Mrs Henderson says there were “two sad consequences.”
“ First, my father’s reputation for never interfering in the work of his successors or making public criticisms of them personally was undoubtedly damaged. He had always been meticulous about saying nothing in public that might hurt them or their families.”
“Second, McNicoll had succeeded in damaging his own reputation as well.”
...DD McNicoll to the defence...
The day after the letter appeared, in “Ming taped with assent,”DD McNicoll took up his pen to defend his father against the charge that he had recorded the conversation secretly. He said his father had borrowed a cassette recorder “the size of a briefcase” for the interview.
Further, he said, you had to use “large buttons and circular dials” to turn it on, and could not be used discreetly.
He said the original tape of the conversation is with the State Library of NSW. It begins with his father saying "You've seen one of these before?" To which Sir Robert says "Yes."
David McNicoll was an admirer of Sir Robert and kept a bust of him in his office. But consenting to a recording, if he in fact did, is not necessarily consenting to publication.
This is done all the time, although such record as is kept is usually in writing only. We shall never know the conditions on which the recording was made.

- [Supplied data]

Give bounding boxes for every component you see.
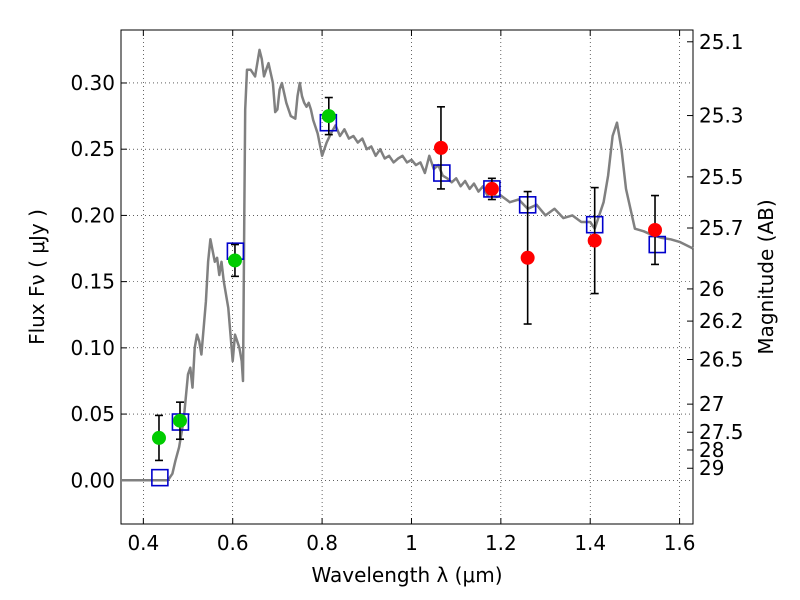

- [Set task] Please answer from the text about the McNicoll recording: where is the original tape of the conversation kept? The material has no connection to the text about the McNicoll recording.

- [Exercise answer] With the State Library of NSW.